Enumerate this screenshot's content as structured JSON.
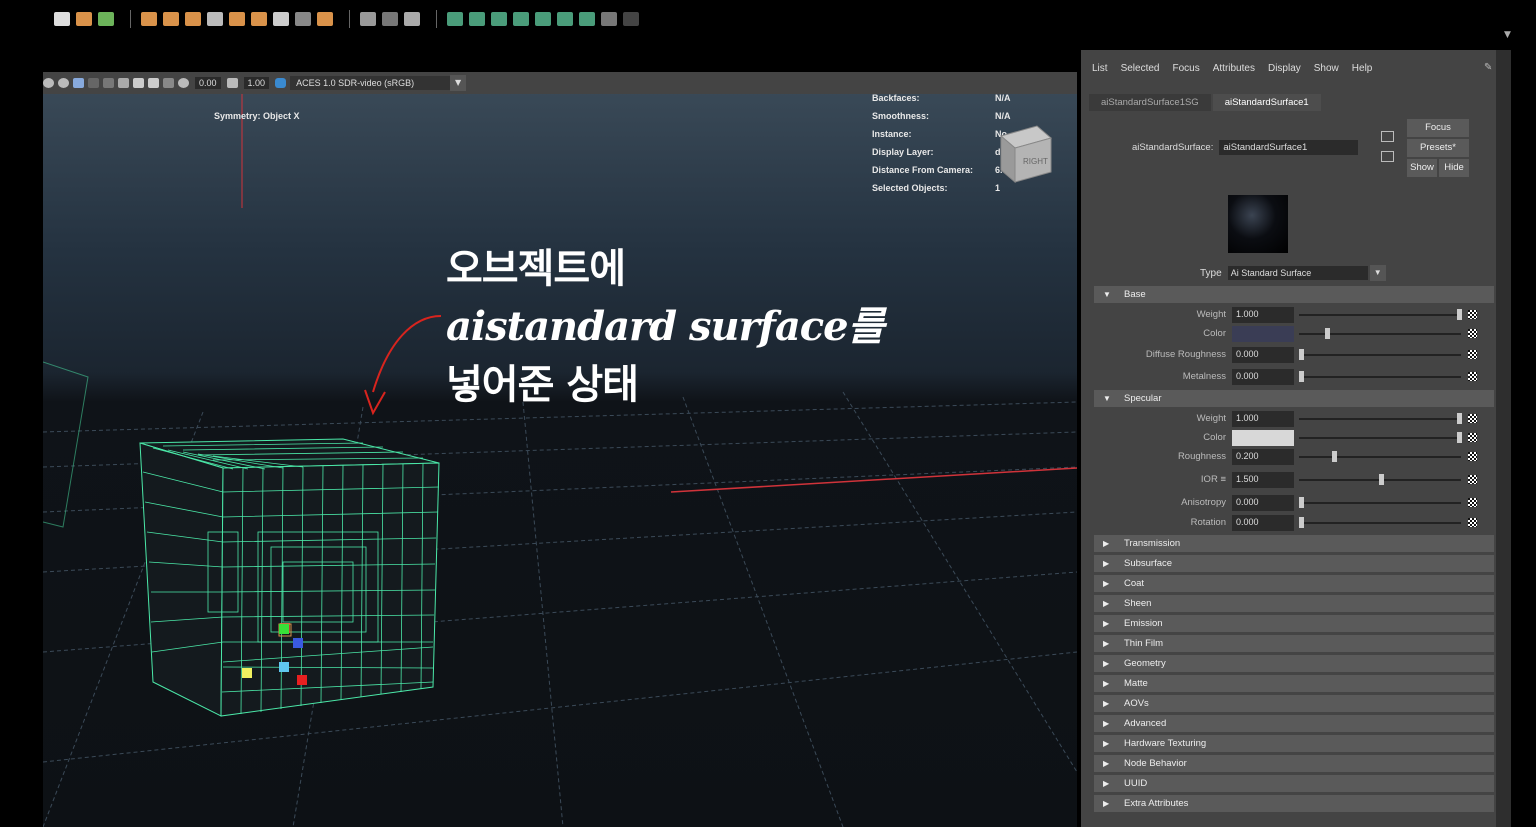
{
  "viewport_toolbar": {
    "field1": "0.00",
    "field2": "1.00",
    "colorspace": "ACES 1.0 SDR-video (sRGB)"
  },
  "hud": {
    "symmetry": "Symmetry: Object X",
    "rows": [
      {
        "label": "Backfaces:",
        "value": "N/A"
      },
      {
        "label": "Smoothness:",
        "value": "N/A"
      },
      {
        "label": "Instance:",
        "value": "No"
      },
      {
        "label": "Display Layer:",
        "value": "default"
      },
      {
        "label": "Distance From Camera:",
        "value": "6.958"
      },
      {
        "label": "Selected Objects:",
        "value": "1"
      }
    ]
  },
  "viewcube_label": "RIGHT",
  "callout": {
    "line1": "오브젝트에",
    "line2": "aistandard surface를",
    "line3": "넣어준 상태"
  },
  "panel": {
    "menu": [
      "List",
      "Selected",
      "Focus",
      "Attributes",
      "Display",
      "Show",
      "Help"
    ],
    "tabs": [
      "aiStandardSurface1SG",
      "aiStandardSurface1"
    ],
    "node_label": "aiStandardSurface:",
    "node_value": "aiStandardSurface1",
    "focus_btn": "Focus",
    "presets_btn": "Presets*",
    "show_btn": "Show",
    "hide_btn": "Hide",
    "type_label": "Type",
    "type_value": "Ai Standard Surface",
    "base_section": "Base",
    "base_attrs": [
      {
        "label": "Weight",
        "value": "1.000",
        "slider": 1.0
      },
      {
        "label": "Color",
        "value": "",
        "slider": 0.2
      },
      {
        "label": "Diffuse Roughness",
        "value": "0.000",
        "slider": 0.0
      },
      {
        "label": "Metalness",
        "value": "0.000",
        "slider": 0.0
      }
    ],
    "specular_section": "Specular",
    "specular_attrs": [
      {
        "label": "Weight",
        "value": "1.000",
        "slider": 1.0
      },
      {
        "label": "Color",
        "value": "",
        "slider": 1.0
      },
      {
        "label": "Roughness",
        "value": "0.200",
        "slider": 0.2
      },
      {
        "label": "IOR ≡",
        "value": "1.500",
        "slider": 0.5
      },
      {
        "label": "Anisotropy",
        "value": "0.000",
        "slider": 0.0
      },
      {
        "label": "Rotation",
        "value": "0.000",
        "slider": 0.0
      }
    ],
    "collapsed_sections": [
      "Transmission",
      "Subsurface",
      "Coat",
      "Sheen",
      "Emission",
      "Thin Film",
      "Geometry",
      "Matte",
      "AOVs",
      "Advanced",
      "Hardware Texturing",
      "Node Behavior",
      "UUID",
      "Extra Attributes"
    ]
  },
  "colors": {
    "wire": "#4be8a8",
    "base_color": "#3a3d55",
    "spec_color": "#d8d8d8",
    "accent": "#e84b3b"
  }
}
=-=-=-=-=
• Task prompt:
Transcribe the preceding listing in its entirety and with exact wording, leaving out pictures.

• Finished answer:
Enumerate this screenshot's content as structured JSON.
{
  "viewport_toolbar": {
    "field1": "0.00",
    "field2": "1.00",
    "colorspace": "ACES 1.0 SDR-video (sRGB)"
  },
  "hud": {
    "symmetry": "Symmetry: Object X",
    "rows": [
      {
        "label": "Backfaces:",
        "value": "N/A"
      },
      {
        "label": "Smoothness:",
        "value": "N/A"
      },
      {
        "label": "Instance:",
        "value": "No"
      },
      {
        "label": "Display Layer:",
        "value": "default"
      },
      {
        "label": "Distance From Camera:",
        "value": "6.958"
      },
      {
        "label": "Selected Objects:",
        "value": "1"
      }
    ]
  },
  "viewcube_label": "RIGHT",
  "callout": {
    "line1": "오브젝트에",
    "line2": "aistandard surface를",
    "line3": "넣어준 상태"
  },
  "panel": {
    "menu": [
      "List",
      "Selected",
      "Focus",
      "Attributes",
      "Display",
      "Show",
      "Help"
    ],
    "tabs": [
      "aiStandardSurface1SG",
      "aiStandardSurface1"
    ],
    "node_label": "aiStandardSurface:",
    "node_value": "aiStandardSurface1",
    "focus_btn": "Focus",
    "presets_btn": "Presets*",
    "show_btn": "Show",
    "hide_btn": "Hide",
    "type_label": "Type",
    "type_value": "Ai Standard Surface",
    "base_section": "Base",
    "base_attrs": [
      {
        "label": "Weight",
        "value": "1.000",
        "slider": 1.0
      },
      {
        "label": "Color",
        "value": "",
        "slider": 0.2
      },
      {
        "label": "Diffuse Roughness",
        "value": "0.000",
        "slider": 0.0
      },
      {
        "label": "Metalness",
        "value": "0.000",
        "slider": 0.0
      }
    ],
    "specular_section": "Specular",
    "specular_attrs": [
      {
        "label": "Weight",
        "value": "1.000",
        "slider": 1.0
      },
      {
        "label": "Color",
        "value": "",
        "slider": 1.0
      },
      {
        "label": "Roughness",
        "value": "0.200",
        "slider": 0.2
      },
      {
        "label": "IOR ≡",
        "value": "1.500",
        "slider": 0.5
      },
      {
        "label": "Anisotropy",
        "value": "0.000",
        "slider": 0.0
      },
      {
        "label": "Rotation",
        "value": "0.000",
        "slider": 0.0
      }
    ],
    "collapsed_sections": [
      "Transmission",
      "Subsurface",
      "Coat",
      "Sheen",
      "Emission",
      "Thin Film",
      "Geometry",
      "Matte",
      "AOVs",
      "Advanced",
      "Hardware Texturing",
      "Node Behavior",
      "UUID",
      "Extra Attributes"
    ]
  },
  "colors": {
    "wire": "#4be8a8",
    "base_color": "#3a3d55",
    "spec_color": "#d8d8d8",
    "accent": "#e84b3b"
  }
}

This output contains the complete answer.